GIVEN ENTRIES:
((

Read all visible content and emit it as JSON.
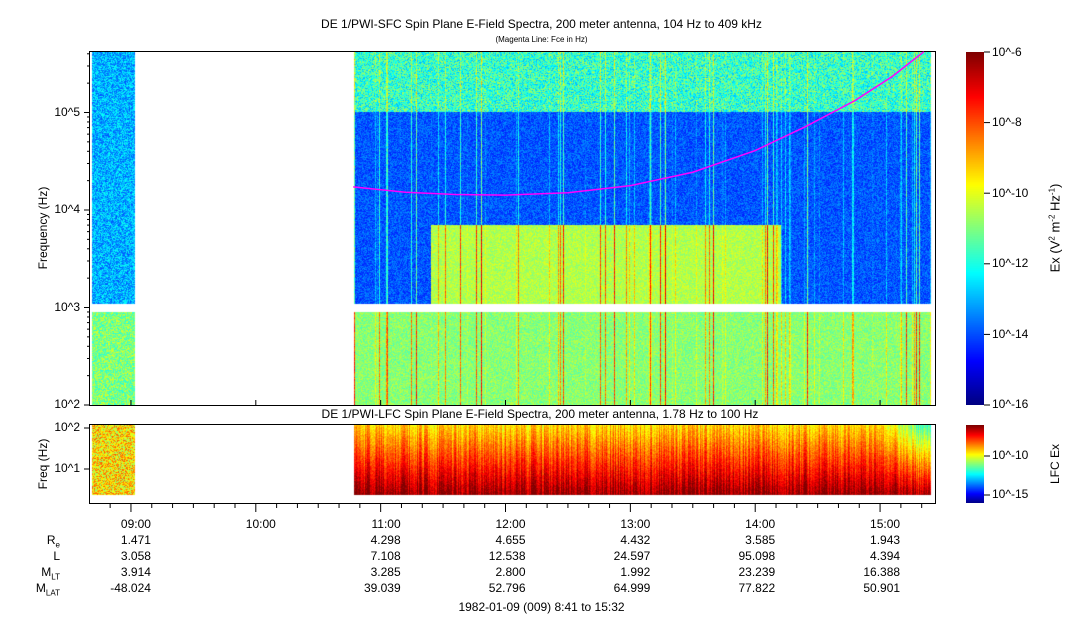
{
  "chart_data": [
    {
      "type": "heatmap",
      "title": "DE 1/PWI-SFC  Spin Plane E-Field Spectra, 200 meter antenna, 104 Hz to 409 kHz",
      "subtitle": "(Magenta Line: Fce in Hz)",
      "ylabel": "Frequency (Hz)",
      "ylim": [
        100,
        409000
      ],
      "yscale": "log",
      "ytick_labels": [
        "10^2",
        "10^3",
        "10^4",
        "10^5"
      ],
      "colorbar": {
        "label": "Ex (V^2 m^-2 Hz^-1)",
        "range": [
          1e-16,
          1e-06
        ],
        "tick_labels": [
          "10^-6",
          "10^-8",
          "10^-10",
          "10^-12",
          "10^-14",
          "10^-16"
        ],
        "colormap": "jet"
      },
      "data_intervals_hours": [
        [
          8.683,
          9.03
        ],
        [
          10.78,
          15.4
        ]
      ],
      "fce_line": {
        "name": "Fce",
        "color": "#ff00ff",
        "x_hours": [
          10.78,
          11.2,
          11.6,
          12.0,
          12.5,
          13.0,
          13.5,
          14.0,
          14.4,
          14.8,
          15.1,
          15.35
        ],
        "y_hz": [
          17000,
          15000,
          14200,
          14000,
          14800,
          17500,
          24000,
          40000,
          70000,
          130000,
          230000,
          409000
        ]
      }
    },
    {
      "type": "heatmap",
      "title": "DE 1/PWI-LFC  Spin Plane E-Field Spectra, 200 meter antenna, 1.78 Hz to 100 Hz",
      "ylabel": "Freq (Hz)",
      "ylim": [
        1.78,
        100
      ],
      "yscale": "log",
      "ytick_labels": [
        "10^1",
        "10^2"
      ],
      "colorbar": {
        "label": "LFC Ex",
        "range": [
          1e-16,
          1e-07
        ],
        "tick_labels": [
          "10^-10",
          "10^-15"
        ],
        "colormap": "jet"
      },
      "data_intervals_hours": [
        [
          8.683,
          9.03
        ],
        [
          10.78,
          15.4
        ]
      ]
    }
  ],
  "xaxis": {
    "xlim_hours": [
      8.672,
      15.44
    ],
    "tick_hours": [
      9,
      10,
      11,
      12,
      13,
      14,
      15
    ],
    "tick_labels": [
      "09:00",
      "10:00",
      "11:00",
      "12:00",
      "13:00",
      "14:00",
      "15:00"
    ]
  },
  "ephemeris": {
    "labels": {
      "re": "R",
      "re_sub": "e",
      "l": "L",
      "mlt": "M",
      "mlt_sub": "LT",
      "mlat": "M",
      "mlat_sub": "LAT"
    },
    "columns": [
      {
        "time": "09:00",
        "re": "1.471",
        "l": "3.058",
        "mlt": "3.914",
        "mlat": "-48.024"
      },
      {
        "time": "10:00",
        "re": "",
        "l": "",
        "mlt": "",
        "mlat": ""
      },
      {
        "time": "11:00",
        "re": "4.298",
        "l": "7.108",
        "mlt": "3.285",
        "mlat": "39.039"
      },
      {
        "time": "12:00",
        "re": "4.655",
        "l": "12.538",
        "mlt": "2.800",
        "mlat": "52.796"
      },
      {
        "time": "13:00",
        "re": "4.432",
        "l": "24.597",
        "mlt": "1.992",
        "mlat": "64.999"
      },
      {
        "time": "14:00",
        "re": "3.585",
        "l": "95.098",
        "mlt": "23.239",
        "mlat": "77.822"
      },
      {
        "time": "15:00",
        "re": "1.943",
        "l": "4.394",
        "mlt": "16.388",
        "mlat": "50.901"
      }
    ]
  },
  "footer": "1982-01-09 (009) 8:41 to 15:32"
}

))

GIVEN PROBLEM: Identify and extract each line of the listing that contains "Plane".

COMPLETE RESPONSE:
      "title": "DE 1/PWI-SFC  Spin Plane E-Field Spectra, 200 meter antenna, 104 Hz to 409 kHz",
      "title": "DE 1/PWI-LFC  Spin Plane E-Field Spectra, 200 meter antenna, 1.78 Hz to 100 Hz",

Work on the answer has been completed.